Problem requirements => Can you write out the whole listing exactly?

Material shown =>
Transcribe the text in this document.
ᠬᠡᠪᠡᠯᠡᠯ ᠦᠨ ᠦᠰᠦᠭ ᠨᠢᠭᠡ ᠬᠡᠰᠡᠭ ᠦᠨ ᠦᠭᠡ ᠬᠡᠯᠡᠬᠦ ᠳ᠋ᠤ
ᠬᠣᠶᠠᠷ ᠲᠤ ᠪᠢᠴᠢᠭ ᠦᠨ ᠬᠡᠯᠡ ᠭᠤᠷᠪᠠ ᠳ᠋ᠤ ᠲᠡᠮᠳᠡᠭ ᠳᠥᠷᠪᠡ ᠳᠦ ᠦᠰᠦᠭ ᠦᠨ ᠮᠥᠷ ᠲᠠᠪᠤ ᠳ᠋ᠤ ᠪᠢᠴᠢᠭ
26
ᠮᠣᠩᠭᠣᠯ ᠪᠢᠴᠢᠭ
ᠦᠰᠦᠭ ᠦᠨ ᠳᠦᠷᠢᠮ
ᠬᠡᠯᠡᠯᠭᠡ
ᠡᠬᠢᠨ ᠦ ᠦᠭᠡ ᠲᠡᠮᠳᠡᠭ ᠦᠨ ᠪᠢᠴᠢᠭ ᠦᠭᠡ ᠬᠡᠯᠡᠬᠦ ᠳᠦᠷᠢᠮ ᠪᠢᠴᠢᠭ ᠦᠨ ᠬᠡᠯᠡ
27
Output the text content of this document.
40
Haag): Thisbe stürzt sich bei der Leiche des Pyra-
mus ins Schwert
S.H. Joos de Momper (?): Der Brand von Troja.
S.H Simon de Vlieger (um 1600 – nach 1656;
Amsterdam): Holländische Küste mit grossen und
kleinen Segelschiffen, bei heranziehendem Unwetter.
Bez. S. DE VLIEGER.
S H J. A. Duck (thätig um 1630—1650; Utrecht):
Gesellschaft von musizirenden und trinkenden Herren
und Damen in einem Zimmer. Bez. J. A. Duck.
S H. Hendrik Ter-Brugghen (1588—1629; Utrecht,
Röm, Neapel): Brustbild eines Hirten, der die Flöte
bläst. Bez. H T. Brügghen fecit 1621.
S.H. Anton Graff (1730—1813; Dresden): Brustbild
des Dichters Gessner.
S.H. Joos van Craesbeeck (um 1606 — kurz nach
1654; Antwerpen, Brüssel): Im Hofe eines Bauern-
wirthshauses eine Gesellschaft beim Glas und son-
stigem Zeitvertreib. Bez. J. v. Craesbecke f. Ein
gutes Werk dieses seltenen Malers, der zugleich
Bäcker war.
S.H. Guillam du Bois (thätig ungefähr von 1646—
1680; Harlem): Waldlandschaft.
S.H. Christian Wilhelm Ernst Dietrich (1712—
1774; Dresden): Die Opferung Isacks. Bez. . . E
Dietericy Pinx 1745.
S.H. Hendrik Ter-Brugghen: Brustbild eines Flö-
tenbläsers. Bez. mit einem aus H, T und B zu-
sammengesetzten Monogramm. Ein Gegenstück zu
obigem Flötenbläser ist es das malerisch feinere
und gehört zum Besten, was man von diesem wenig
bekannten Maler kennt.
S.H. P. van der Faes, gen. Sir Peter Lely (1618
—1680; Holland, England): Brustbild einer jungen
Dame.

Answer for the task =>
Transcribe the text in this document.
ᠬᠡᠪᠡᠯᠡᠯ ᠦᠨ ᠦᠰᠦᠭ ᠨᠢᠭᠡ ᠬᠡᠰᠡᠭ ᠦᠨ ᠦᠭᠡ ᠬᠡᠯᠡᠬᠦ ᠳ᠋ᠤ
ᠬᠣᠶᠠᠷ ᠲᠤ ᠪᠢᠴᠢᠭ ᠦᠨ ᠬᠡᠯᠡ ᠭᠤᠷᠪᠠ ᠳ᠋ᠤ ᠲᠡᠮᠳᠡᠭ ᠳᠥᠷᠪᠡ ᠳᠦ ᠦᠰᠦᠭ ᠦᠨ ᠮᠥᠷ ᠲᠠᠪᠤ ᠳ᠋ᠤ ᠪᠢᠴᠢᠭ
26
ᠮᠣᠩᠭᠣᠯ ᠪᠢᠴᠢᠭ
ᠦᠰᠦᠭ ᠦᠨ ᠳᠦᠷᠢᠮ
ᠬᠡᠯᠡᠯᠭᠡ
ᠡᠬᠢᠨ ᠦ ᠦᠭᠡ ᠲᠡᠮᠳᠡᠭ ᠦᠨ ᠪᠢᠴᠢᠭ ᠦᠭᠡ ᠬᠡᠯᠡᠬᠦ ᠳᠦᠷᠢᠮ ᠪᠢᠴᠢᠭ ᠦᠨ ᠬᠡᠯᠡ
27
Output the text content of this document.
40
Haag): Thisbe stürzt sich bei der Leiche des Pyra-
mus ins Schwert
S.H. Joos de Momper (?): Der Brand von Troja.
S.H Simon de Vlieger (um 1600 – nach 1656;
Amsterdam): Holländische Küste mit grossen und
kleinen Segelschiffen, bei heranziehendem Unwetter.
Bez. S. DE VLIEGER.
S H J. A. Duck (thätig um 1630—1650; Utrecht):
Gesellschaft von musizirenden und trinkenden Herren
und Damen in einem Zimmer. Bez. J. A. Duck.
S H. Hendrik Ter-Brugghen (1588—1629; Utrecht,
Röm, Neapel): Brustbild eines Hirten, der die Flöte
bläst. Bez. H T. Brügghen fecit 1621.
S.H. Anton Graff (1730—1813; Dresden): Brustbild
des Dichters Gessner.
S.H. Joos van Craesbeeck (um 1606 — kurz nach
1654; Antwerpen, Brüssel): Im Hofe eines Bauern-
wirthshauses eine Gesellschaft beim Glas und son-
stigem Zeitvertreib. Bez. J. v. Craesbecke f. Ein
gutes Werk dieses seltenen Malers, der zugleich
Bäcker war.
S.H. Guillam du Bois (thätig ungefähr von 1646—
1680; Harlem): Waldlandschaft.
S.H. Christian Wilhelm Ernst Dietrich (1712—
1774; Dresden): Die Opferung Isacks. Bez. . . E
Dietericy Pinx 1745.
S.H. Hendrik Ter-Brugghen: Brustbild eines Flö-
tenbläsers. Bez. mit einem aus H, T und B zu-
sammengesetzten Monogramm. Ein Gegenstück zu
obigem Flötenbläser ist es das malerisch feinere
und gehört zum Besten, was man von diesem wenig
bekannten Maler kennt.
S.H. P. van der Faes, gen. Sir Peter Lely (1618
—1680; Holland, England): Brustbild einer jungen
Dame.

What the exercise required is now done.